# DOCUMENT EXTRACT
· · · · · · ·

Implement private subnets for sensitive components. Use security groups or network ACLs to control traffic.

DDoS Protection

Enable AWS Shield or Google Cloud Armor for DDoS mitigation. AWS Shield standard is default enabled for AWS services. But the premium version has various helpful features.

5. Logging and Monitoring

Cloud Monitoring

Utilize AWS CloudWatch or Google Cloud Monitoring for real-time monitoring. Set up alerts for suspicious activities. For example, you can detect possible application security-related attacks by checking nginx logs using CloudWatch.

Logging

Enable centralized logging using services like AWS CloudTrail or Google Cloud Audit Logs. These services provide visibility of user activities.

6. Incident Response

Create an Incident Response Plan

You should define roles and responsibilities, and prepare communication channels. For example, Bob from the Development team is the first contact for a public S3 bucket that contains company confidential data.

7. Patch Management

Automate Patching

Use AWS Systems Manager or Google OS Config for automated patch management.

These steps will help improve overall resilience. Apart from these steps, to continuously monitor and assess overall resilience, we can use the Cloud Security Posture Management methodology. To do this, use the AWS Security Hub service. It helps automate security best-practice checks, aggregate security alerts into a single place and format (Amazon Finding Format), and understand your overall security posture across all your AWS accounts.

Also, there are third-party products, like Prowler, that you can use with AWS, GCP, or Azure.

For better data security, you can implement DLP (data loss prevention) to protect sensitive data. Amazon has the Macie service to check S3 buckets. It automatically discovers and reports sensitive data on S3 buckets. Also, you need to do;

• Data discovery
• Data classification
• Risk assessment and prioritization
• Remediation and prevention

To do this, you can utilize the DSPM (Data Security Posture Management) methodology to automate this process.

How Web Application Firewall (WAF), Virtual Private Cloud (VPC) Flow Logs, Identity and Access Management (IAM), Key Management Services (KMS), Cloud Audit Logs, and Load Balancers play crucial roles in keeping a cloud infrastructure secure.

Web Application Firewall (WAF)

WAF protects web applications from various application security attacks, such as SQL injection, cross-site scripting (XSS), and other OWASP top 10 vulnerabilities. By inspecting and filtering HTTP traffic between a web application and the internet, WAF helps prevent malicious attacks, ensuring the integrity and availability of the web application.

WAF Implementation for AWS to Prevent SQL Injection (Extra)

1. Access AWS WAF Console

Login to your AWS Management Console and navigate to the AWS WAF service.

2. Create a Web ACL

In the AWS WAF console, click on “Web ACLs” in the left navigation pane. Next, click “Create Web ACL” and provide a name for your WebACL. Then select the AWS resources (like CloudFront distributions or Application Load Balancers) to which you want to attach the WebACL.

3. Create a Rule

Inside the WebACL, click “Add rules” to create a new rule. Choose “Create a rule” and select “Contains SQL Injection Attack” on Match Type.

· · · · · · ·

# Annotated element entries
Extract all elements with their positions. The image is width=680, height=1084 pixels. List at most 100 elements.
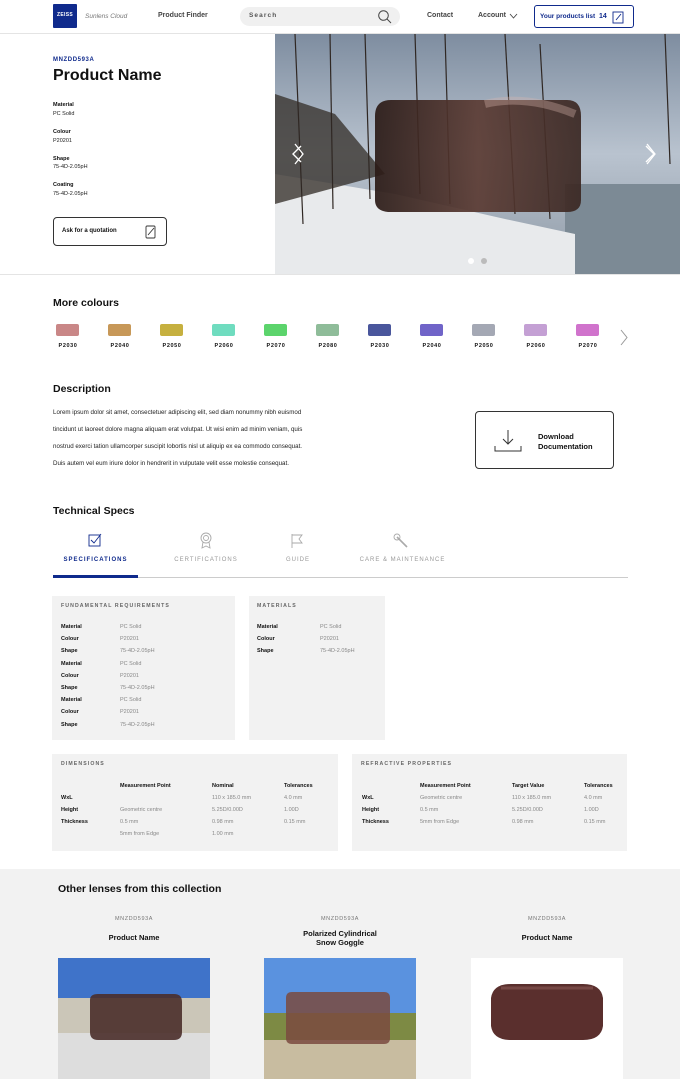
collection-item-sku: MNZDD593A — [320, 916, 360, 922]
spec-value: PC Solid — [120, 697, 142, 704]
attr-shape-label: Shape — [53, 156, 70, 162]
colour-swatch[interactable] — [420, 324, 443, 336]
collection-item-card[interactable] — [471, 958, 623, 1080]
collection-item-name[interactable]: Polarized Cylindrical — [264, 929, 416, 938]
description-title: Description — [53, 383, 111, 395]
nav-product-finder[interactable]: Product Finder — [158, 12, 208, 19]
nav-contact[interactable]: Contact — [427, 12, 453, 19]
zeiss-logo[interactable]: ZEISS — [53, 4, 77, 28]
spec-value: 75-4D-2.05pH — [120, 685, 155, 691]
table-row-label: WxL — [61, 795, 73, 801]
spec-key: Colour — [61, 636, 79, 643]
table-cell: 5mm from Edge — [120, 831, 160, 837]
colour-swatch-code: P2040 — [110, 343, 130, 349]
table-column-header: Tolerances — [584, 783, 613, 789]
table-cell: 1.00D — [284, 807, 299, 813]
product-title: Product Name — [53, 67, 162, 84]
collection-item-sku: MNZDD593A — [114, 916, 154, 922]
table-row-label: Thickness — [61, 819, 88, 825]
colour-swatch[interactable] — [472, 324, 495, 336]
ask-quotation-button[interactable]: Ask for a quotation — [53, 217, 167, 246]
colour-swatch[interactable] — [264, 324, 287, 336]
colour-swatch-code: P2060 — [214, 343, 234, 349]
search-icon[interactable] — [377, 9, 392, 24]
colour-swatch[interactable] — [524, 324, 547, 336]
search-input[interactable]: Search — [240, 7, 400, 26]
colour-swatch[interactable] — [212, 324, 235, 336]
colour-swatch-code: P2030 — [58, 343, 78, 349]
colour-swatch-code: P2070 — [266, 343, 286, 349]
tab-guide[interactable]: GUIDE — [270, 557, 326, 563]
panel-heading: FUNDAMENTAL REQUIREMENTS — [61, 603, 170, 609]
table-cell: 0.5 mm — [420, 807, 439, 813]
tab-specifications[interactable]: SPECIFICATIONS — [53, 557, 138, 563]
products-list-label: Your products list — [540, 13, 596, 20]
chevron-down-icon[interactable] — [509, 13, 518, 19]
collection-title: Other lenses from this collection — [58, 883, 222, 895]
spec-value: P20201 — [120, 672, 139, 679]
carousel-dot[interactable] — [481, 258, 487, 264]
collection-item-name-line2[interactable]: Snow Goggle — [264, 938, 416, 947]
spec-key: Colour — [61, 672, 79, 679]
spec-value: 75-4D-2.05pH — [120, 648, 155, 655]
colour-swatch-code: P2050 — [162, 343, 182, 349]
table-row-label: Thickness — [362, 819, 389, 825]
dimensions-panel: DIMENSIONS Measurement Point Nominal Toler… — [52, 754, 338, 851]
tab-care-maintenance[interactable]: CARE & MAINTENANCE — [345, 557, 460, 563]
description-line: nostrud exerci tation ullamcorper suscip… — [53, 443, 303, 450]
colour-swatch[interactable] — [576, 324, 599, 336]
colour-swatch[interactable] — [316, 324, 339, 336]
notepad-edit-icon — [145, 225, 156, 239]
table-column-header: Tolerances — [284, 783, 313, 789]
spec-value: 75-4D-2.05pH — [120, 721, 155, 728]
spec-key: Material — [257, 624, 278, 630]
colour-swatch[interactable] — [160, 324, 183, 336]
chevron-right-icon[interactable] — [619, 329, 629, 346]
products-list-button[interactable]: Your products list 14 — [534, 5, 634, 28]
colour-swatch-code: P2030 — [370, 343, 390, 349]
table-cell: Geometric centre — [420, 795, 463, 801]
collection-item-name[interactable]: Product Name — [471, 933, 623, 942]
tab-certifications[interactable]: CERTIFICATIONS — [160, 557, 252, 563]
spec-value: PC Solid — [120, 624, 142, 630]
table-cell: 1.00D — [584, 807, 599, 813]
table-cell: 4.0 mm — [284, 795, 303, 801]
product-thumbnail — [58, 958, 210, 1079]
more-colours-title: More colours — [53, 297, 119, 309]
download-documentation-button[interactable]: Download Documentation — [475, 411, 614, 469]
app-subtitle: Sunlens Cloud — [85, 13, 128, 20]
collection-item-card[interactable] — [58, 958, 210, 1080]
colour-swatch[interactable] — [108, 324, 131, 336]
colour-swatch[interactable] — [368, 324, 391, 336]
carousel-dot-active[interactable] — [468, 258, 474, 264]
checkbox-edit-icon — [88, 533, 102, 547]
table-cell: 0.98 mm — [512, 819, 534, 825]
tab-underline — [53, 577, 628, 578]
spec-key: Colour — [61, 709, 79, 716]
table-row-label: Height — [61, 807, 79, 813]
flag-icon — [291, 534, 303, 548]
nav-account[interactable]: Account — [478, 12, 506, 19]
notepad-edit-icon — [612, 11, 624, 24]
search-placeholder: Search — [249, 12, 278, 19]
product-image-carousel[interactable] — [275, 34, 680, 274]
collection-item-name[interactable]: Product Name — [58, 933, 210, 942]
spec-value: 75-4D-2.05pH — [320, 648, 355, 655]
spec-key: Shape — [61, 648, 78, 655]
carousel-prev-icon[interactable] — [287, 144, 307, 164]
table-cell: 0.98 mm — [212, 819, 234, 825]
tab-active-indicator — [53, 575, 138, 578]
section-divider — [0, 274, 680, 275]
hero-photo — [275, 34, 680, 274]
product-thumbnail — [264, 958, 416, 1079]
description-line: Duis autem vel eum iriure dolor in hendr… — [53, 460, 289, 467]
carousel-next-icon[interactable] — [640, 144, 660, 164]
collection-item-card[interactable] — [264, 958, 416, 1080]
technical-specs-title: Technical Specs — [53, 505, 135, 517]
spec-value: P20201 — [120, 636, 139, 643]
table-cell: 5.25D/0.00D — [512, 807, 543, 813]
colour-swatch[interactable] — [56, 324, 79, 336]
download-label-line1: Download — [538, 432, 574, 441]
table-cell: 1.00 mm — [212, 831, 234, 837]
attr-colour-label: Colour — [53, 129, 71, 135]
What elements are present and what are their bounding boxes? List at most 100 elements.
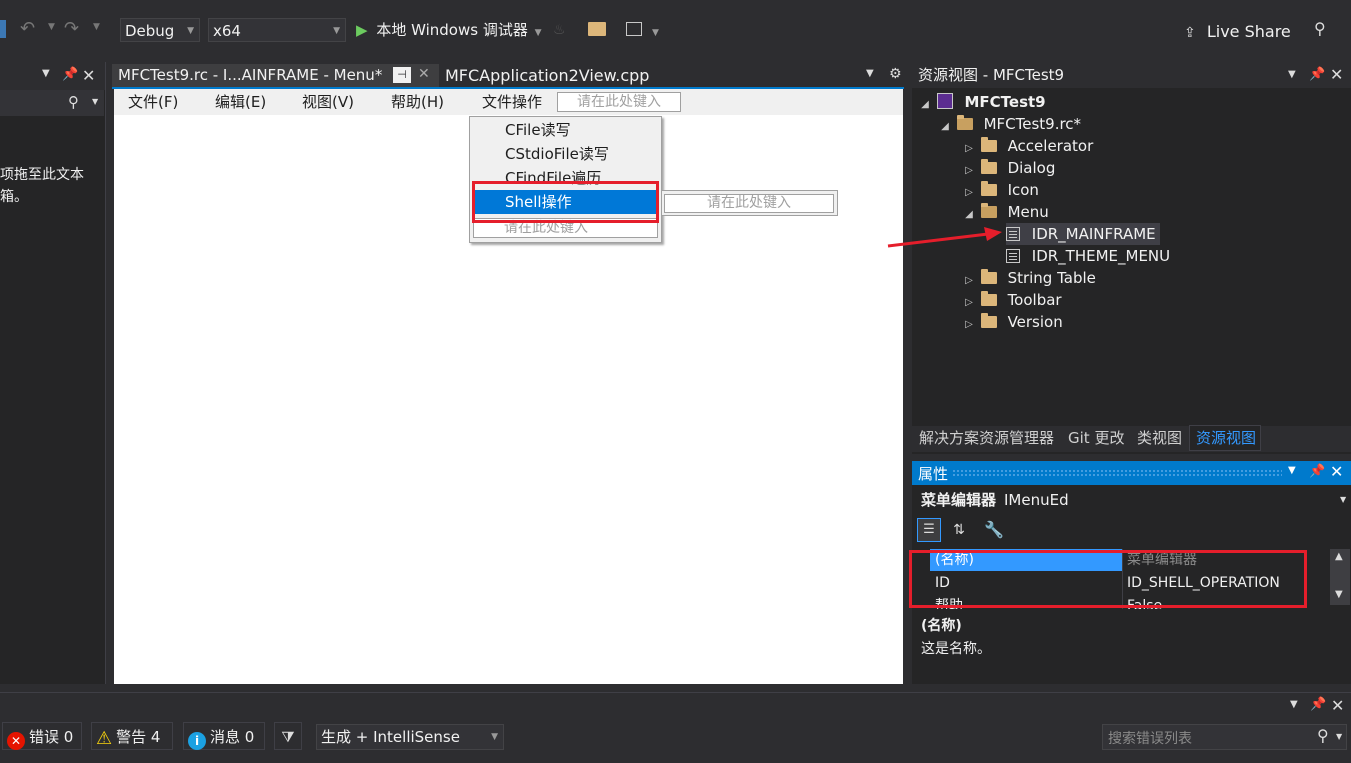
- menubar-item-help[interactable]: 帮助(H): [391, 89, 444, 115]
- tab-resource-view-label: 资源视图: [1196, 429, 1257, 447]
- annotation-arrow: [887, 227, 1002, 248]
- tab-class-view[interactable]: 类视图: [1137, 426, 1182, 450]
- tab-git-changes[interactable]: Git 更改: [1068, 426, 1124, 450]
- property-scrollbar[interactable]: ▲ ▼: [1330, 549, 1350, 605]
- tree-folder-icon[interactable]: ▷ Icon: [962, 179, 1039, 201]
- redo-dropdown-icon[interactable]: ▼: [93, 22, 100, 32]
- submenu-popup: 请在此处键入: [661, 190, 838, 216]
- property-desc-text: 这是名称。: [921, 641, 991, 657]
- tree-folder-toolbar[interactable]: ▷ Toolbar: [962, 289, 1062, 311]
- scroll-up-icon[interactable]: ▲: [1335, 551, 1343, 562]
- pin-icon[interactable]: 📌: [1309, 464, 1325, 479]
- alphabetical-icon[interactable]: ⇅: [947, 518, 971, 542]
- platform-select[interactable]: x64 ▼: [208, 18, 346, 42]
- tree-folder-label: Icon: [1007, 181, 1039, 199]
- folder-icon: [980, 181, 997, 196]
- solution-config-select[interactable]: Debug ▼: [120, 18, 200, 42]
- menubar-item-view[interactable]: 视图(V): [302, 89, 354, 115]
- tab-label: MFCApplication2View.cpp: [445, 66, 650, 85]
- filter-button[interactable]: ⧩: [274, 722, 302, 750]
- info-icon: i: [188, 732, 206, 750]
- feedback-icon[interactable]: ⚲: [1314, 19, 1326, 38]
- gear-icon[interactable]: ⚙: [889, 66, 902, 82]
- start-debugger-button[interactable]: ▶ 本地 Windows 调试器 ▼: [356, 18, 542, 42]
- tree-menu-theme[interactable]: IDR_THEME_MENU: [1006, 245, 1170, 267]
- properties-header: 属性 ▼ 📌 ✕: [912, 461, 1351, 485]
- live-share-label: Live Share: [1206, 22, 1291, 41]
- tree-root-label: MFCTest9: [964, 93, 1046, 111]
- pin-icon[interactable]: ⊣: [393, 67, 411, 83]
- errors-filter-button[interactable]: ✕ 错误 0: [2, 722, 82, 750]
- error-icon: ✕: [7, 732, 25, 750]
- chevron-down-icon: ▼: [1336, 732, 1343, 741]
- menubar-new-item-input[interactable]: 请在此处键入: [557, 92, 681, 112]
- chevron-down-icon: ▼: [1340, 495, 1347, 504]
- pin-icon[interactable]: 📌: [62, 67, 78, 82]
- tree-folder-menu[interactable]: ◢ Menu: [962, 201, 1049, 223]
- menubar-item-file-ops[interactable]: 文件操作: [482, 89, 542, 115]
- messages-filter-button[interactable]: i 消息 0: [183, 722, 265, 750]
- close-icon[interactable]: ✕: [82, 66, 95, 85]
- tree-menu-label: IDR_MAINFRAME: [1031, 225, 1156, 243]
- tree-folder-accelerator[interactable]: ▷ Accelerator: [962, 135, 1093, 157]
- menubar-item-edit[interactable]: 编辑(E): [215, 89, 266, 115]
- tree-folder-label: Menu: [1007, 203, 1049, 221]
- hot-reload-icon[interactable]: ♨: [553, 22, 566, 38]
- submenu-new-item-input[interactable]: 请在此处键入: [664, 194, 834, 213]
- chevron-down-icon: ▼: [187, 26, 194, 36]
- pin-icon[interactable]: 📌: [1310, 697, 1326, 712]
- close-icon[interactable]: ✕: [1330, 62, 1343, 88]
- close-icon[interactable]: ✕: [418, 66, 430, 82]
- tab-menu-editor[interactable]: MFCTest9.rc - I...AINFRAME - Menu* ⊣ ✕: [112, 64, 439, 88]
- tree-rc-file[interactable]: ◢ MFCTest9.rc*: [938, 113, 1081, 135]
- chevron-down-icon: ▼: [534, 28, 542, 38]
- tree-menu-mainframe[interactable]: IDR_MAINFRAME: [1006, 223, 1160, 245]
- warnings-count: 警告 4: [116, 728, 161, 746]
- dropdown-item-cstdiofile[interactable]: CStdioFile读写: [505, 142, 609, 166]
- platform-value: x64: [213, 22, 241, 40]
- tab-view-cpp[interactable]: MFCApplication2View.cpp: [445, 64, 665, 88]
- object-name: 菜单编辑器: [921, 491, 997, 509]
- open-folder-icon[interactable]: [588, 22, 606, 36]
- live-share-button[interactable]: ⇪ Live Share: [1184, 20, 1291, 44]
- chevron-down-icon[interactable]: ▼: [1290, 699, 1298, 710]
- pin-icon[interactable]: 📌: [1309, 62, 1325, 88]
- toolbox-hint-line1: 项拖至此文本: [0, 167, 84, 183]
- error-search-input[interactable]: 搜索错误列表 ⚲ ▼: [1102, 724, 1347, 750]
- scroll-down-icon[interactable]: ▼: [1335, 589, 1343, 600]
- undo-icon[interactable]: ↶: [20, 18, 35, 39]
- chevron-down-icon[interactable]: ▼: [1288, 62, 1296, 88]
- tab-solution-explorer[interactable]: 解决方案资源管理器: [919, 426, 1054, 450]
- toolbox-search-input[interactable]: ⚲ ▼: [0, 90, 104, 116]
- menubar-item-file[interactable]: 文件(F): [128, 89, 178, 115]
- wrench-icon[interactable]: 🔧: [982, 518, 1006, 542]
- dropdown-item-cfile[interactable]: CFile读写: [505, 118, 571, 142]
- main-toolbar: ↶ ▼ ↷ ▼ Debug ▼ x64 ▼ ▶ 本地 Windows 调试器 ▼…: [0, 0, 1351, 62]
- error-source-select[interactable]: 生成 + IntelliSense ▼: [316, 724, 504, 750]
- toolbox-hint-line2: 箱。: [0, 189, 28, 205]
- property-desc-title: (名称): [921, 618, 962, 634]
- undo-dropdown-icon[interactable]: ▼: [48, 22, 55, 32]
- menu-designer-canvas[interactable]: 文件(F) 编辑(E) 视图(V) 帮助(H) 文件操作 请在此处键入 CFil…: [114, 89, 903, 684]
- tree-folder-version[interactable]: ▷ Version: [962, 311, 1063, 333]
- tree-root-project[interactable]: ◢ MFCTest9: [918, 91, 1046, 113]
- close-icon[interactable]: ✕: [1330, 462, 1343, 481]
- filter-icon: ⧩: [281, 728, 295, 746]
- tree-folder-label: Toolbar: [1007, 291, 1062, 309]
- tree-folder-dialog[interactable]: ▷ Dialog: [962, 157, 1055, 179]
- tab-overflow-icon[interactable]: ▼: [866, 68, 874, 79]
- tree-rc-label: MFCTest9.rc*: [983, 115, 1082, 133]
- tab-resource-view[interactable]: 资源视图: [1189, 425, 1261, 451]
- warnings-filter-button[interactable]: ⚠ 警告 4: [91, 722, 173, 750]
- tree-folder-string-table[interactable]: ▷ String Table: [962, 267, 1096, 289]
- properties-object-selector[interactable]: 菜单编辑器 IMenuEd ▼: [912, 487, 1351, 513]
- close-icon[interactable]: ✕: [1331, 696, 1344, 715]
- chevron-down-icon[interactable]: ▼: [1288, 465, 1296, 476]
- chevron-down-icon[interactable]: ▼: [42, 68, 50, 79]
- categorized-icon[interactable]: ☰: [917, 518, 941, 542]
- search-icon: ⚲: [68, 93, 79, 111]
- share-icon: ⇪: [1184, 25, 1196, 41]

· · · · · · ·

# INSTRUCTIONS
(a) Convert the records into a numbered list, omitting blank lines. Begin at the line that contains "collection-item-sku: MNZDD593A — [320, 916, 360, 922]" and stop after the line that contains "collection-item-card[interactable] — [471, 958, 623, 1080]".
(b) Carry on the text on securing cloud infrastructure from its final sentence.

# OUTPUTS FOR THE TASKS
(a)
1. collection-item-sku: MNZDD593A — [320, 916, 360, 922]
2. spec-value: PC Solid — [120, 697, 142, 704]
3. attr-shape-label: Shape — [53, 156, 70, 162]
4. colour-swatch[interactable] — [420, 324, 443, 336]
5. collection-item-card[interactable] — [471, 958, 623, 1080]

(b)
4. Configure Rule Actions

After defining the conditions, specify the actions to be taken when a SQL injection attempt is detected. Common actions include blocking the request, counting the request, or allowing the request but logging it for further analysis. Configure the rate-based settings if you want to limit the number of requests from a client IP address within a specific time frame to prevent brute-force attacks.

For this example, the rule action is returning a 502 response code and adding a header like: “Blocked: Possible SQL Injection.”

5. Review and Activate

After activating and doing an example SQL injection attack, we can see logs like the following screenshot:

Virtual Private Cloud (VPC) Flow Logs

VPC Flow Logs is a useful feature that allows you to gather details on IP traffic moving between network interfaces within your VPC. Data from flow logs can be sent to various destinations, including Amazon CloudWatch Logs, Amazon S3, or Amazon Kinesis Data Firehose. Once a flow log is established, you can access and review the log records in the group, bucket, or stream you’ve set up.

Flow logs serve several purposes, including:

1. Identifying issues with overly restrictive security group rules
2. Monitoring the traffic reaching your instance
3. Understanding the direction of traffic to and from network interfaces

You can create a flow log for a VPC, a subnet, or a network interface. If you create flow logging for a subnet or VPC, every network interface in that subnet or VPC is monitored.

To generate a flow log, you need to provide:

• Source from which to create the flow log
• Type of traffic to capture (accepted traffic, rejected traffic, or all traffic)
• Destinations to which you want to publish flow log data

It plays a crucial role in network traffic visibility, forensic analysis in the cloud, and the detection of Security Incidents. For example, you can detect anomalies on the cloud infrastructure and/or analyze post-incident.

Identity and Access Management (IAM)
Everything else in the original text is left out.